Supplied passage –
Florida Statutes
Part I - General Provisions (Ss. 607.0101-607.193)
607.0704 - Action by shareholders without a meeting.


(1) Unless otherwise provided in the articles of incorporation or in subsection (8), action required or permitted by this chapter to be taken at an annual or special meeting of shareholders may be taken without a meeting, without prior notice, and without a vote if the action is taken by the holders of outstanding shares of each voting group entitled to vote thereon having not less than the minimum number of votes with respect to each voting group that would be necessary to authorize or take such action at a meeting at which all voting groups and shares entitled to vote thereon were present and voted. In order to be effective the action must be evidenced by one or more written consents describing the action taken, dated and signed by approving shareholders having the requisite number of votes of each voting group entitled to vote thereon, and delivered to the corporation by delivery to its principal office in this state, its principal place of business, the corporate secretary, or another officer or agent of the corporation having custody of the book in which proceedings of meetings of shareholders are recorded. No written consent shall be effective to take the corporate action referred to therein unless, within 60 days of the date of the earliest dated consent delivered in the manner required by this section, written consents signed by shareholders owning a sufficient number of shares required to authorize or take the action have been delivered to the corporation by delivery as set forth in this section.
(2) Any written consent may be revoked prior to the date that the corporation receives the required number of consents to authorize the proposed action. No revocation is effective unless in writing and until received by the corporation at its principal office or received by the corporate secretary or other officer or agent of the corporation having custody of the book in which proceedings of meetings of shareholders are recorded.
(3) Within 10 days after either written consents sufficient to authorize or take the action have been delivered to the corporation or such later date that tabulation of consents is completed pursuant to an authorization under subsection (4), notice must be given to those shareholders who have not consented in writing or who are not entitled to vote on the action. The notice shall fairly summarize the material features of the authorized action and, if the action be such for which appraisal rights are provided under this chapter, the notice shall contain a clear statement of the right of shareholders entitled to assert appraisal rights under this chapter with respect to the action to be paid the fair value of their shares upon compliance with further provisions of this chapter regarding the rights of shareholders entitled to assert appraisal rights under this chapter with respect to the action.

What this exercise asks –
A: Please list every place or person named in subsection (1) of the Florida statute on shareholder action without a meeting to which written consents may be delivered.
B: Pick up the Florida statute on shareholder action without a meeting right after its final sentence and carry it forward.

Data –
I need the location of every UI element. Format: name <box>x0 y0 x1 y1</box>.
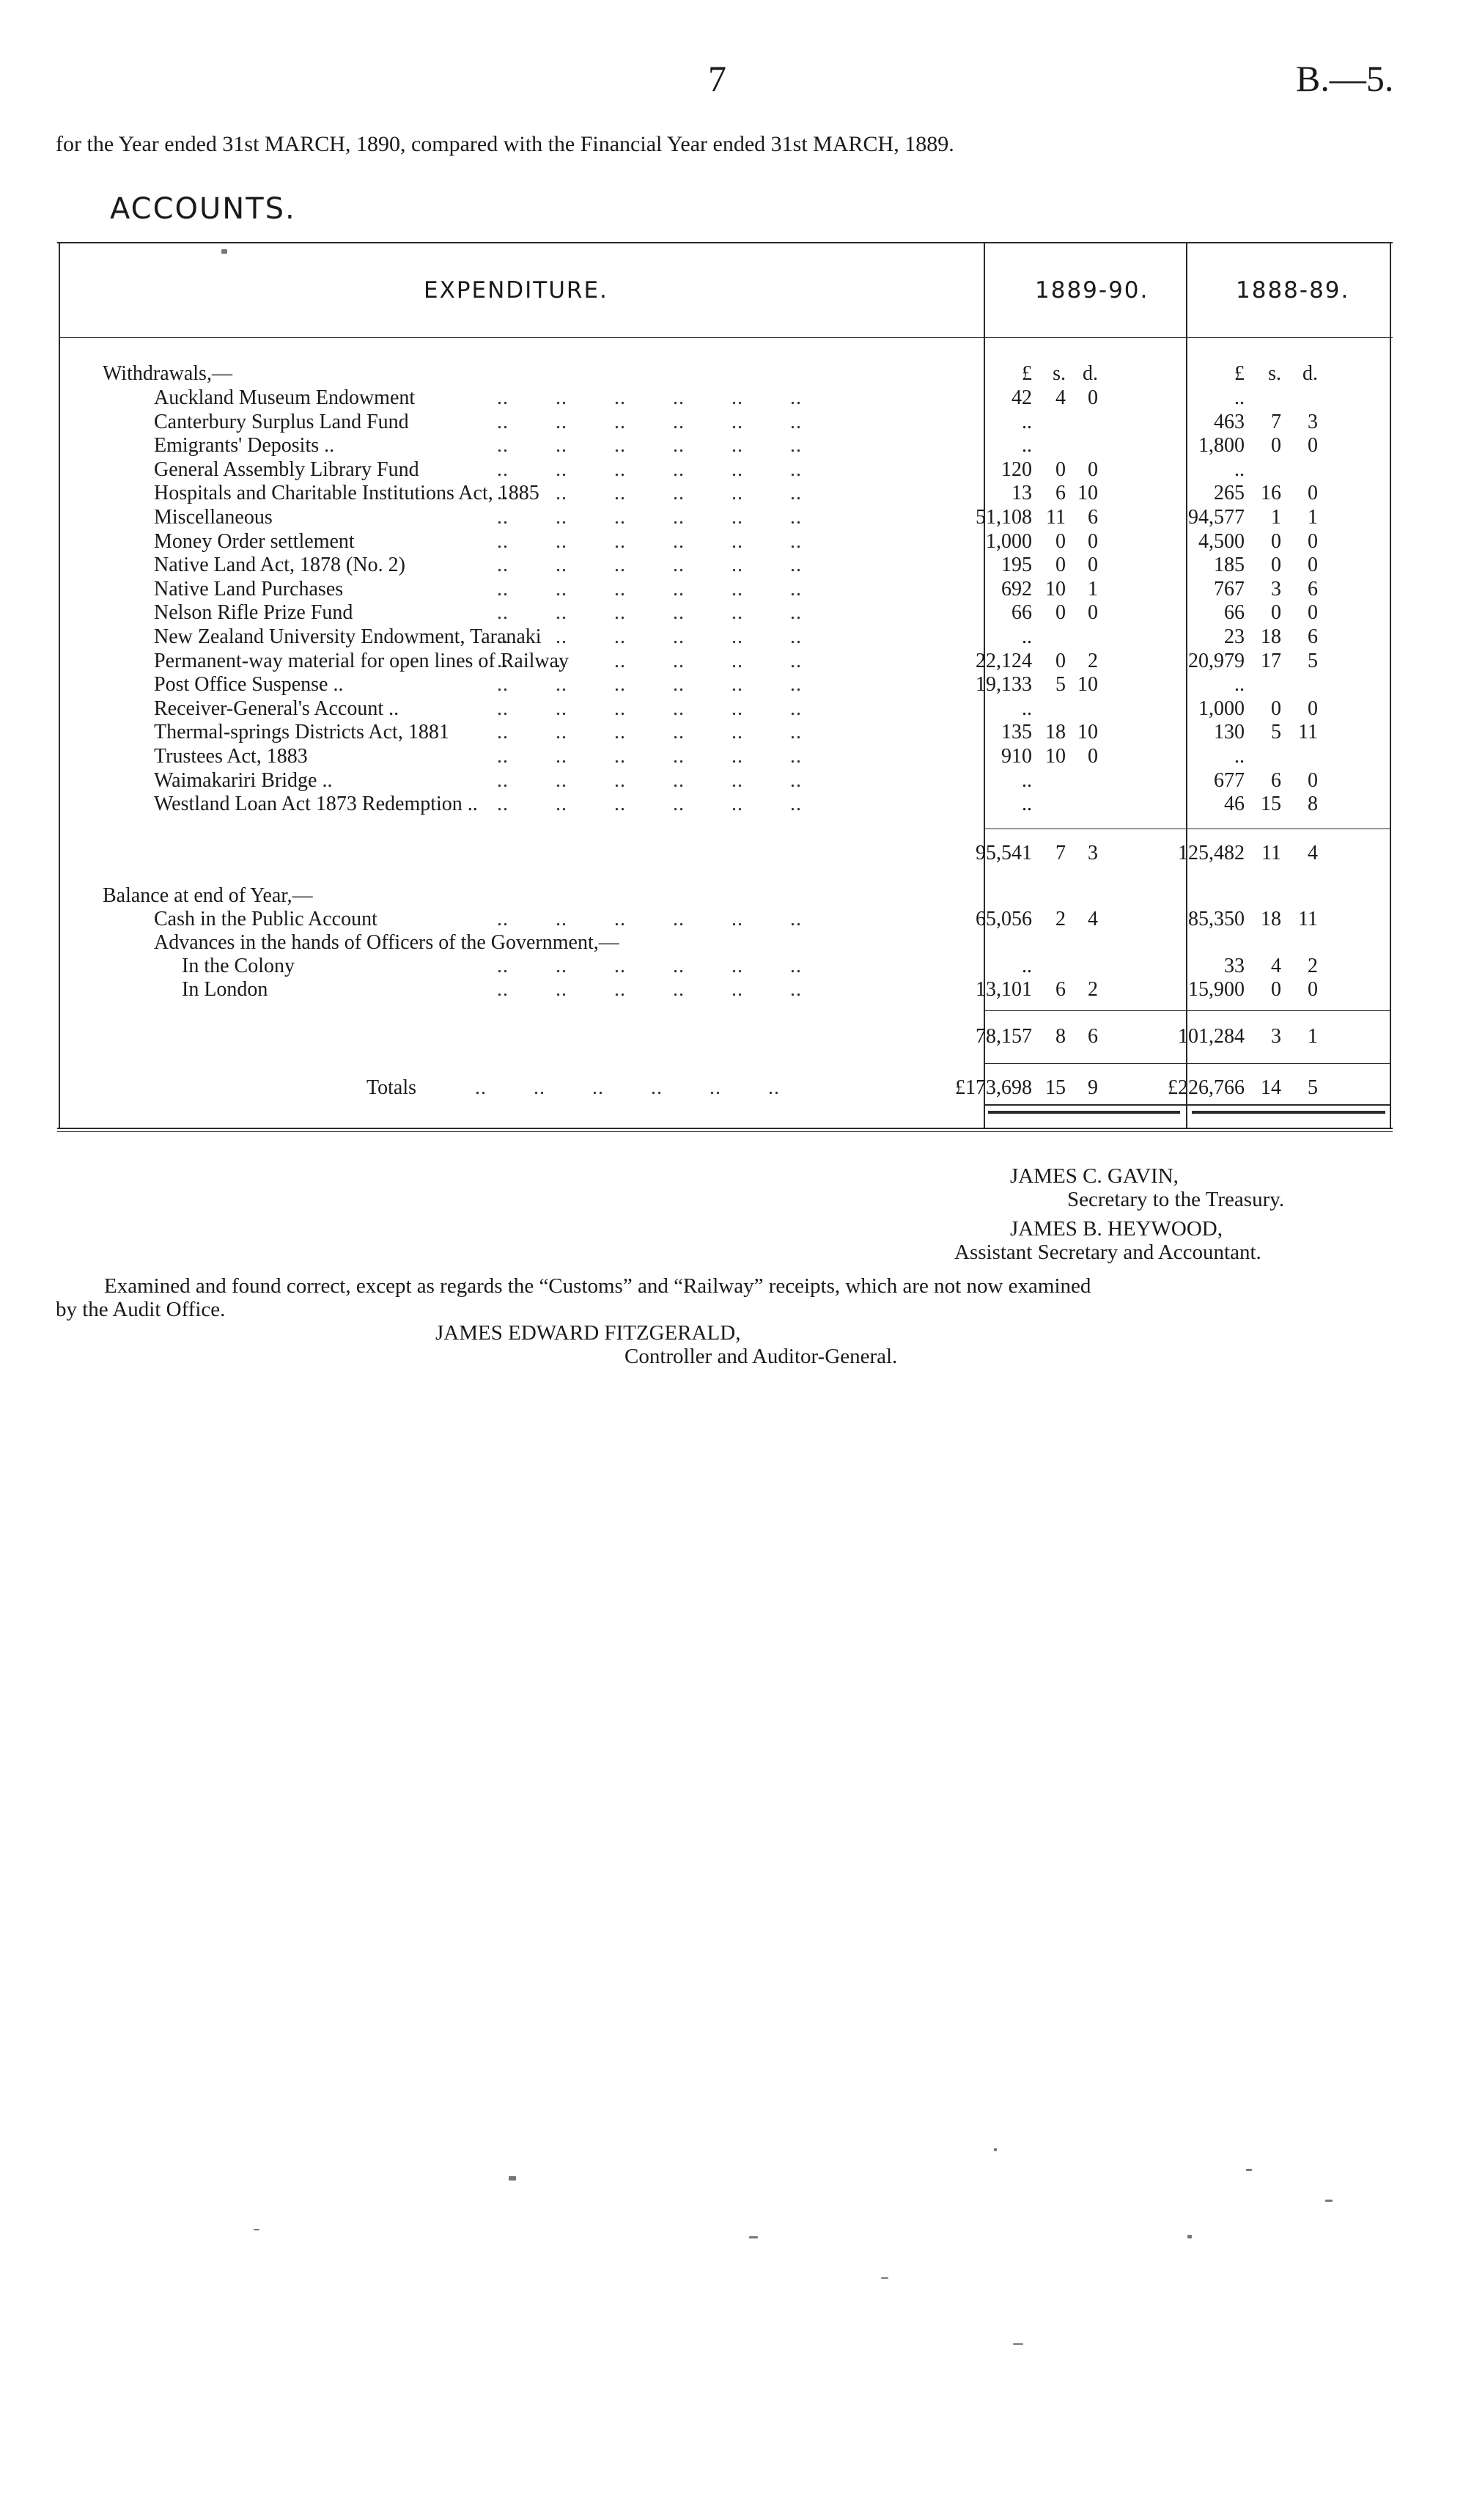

Task results –
A:
- The corporation's principal office in this state
- Its principal place of business
- The corporate secretary
- Another officer or agent of the corporation having custody of the book in which proceedings of meetings of shareholders are recorded

B:
(4) A consent signed under this section has the effect of a meeting vote and may be described as such in any document. Unless the articles of incorporation, bylaws, or a resolution of the board of directors provides for a reasonable delay to permit tabulation of written consents, the action taken by written consent shall be effective when written consents signed by shareholders owning a sufficient number of shares required to authorize or take the action have been delivered to the corporation.
(5) In the event that the action to which the shareholders consent is such as would have required the filing of a certificate under any other section of this chapter if such action had been voted on by shareholders at a meeting thereof, the certificate filed under such other section shall state that written consent has been given in accordance with the provisions of this section.
(6) Whenever action is taken pursuant to this section, the written consent of the shareholders consenting thereto or the written reports of inspectors appointed to tabulate such consents shall be filed with the minutes of proceedings of shareholders.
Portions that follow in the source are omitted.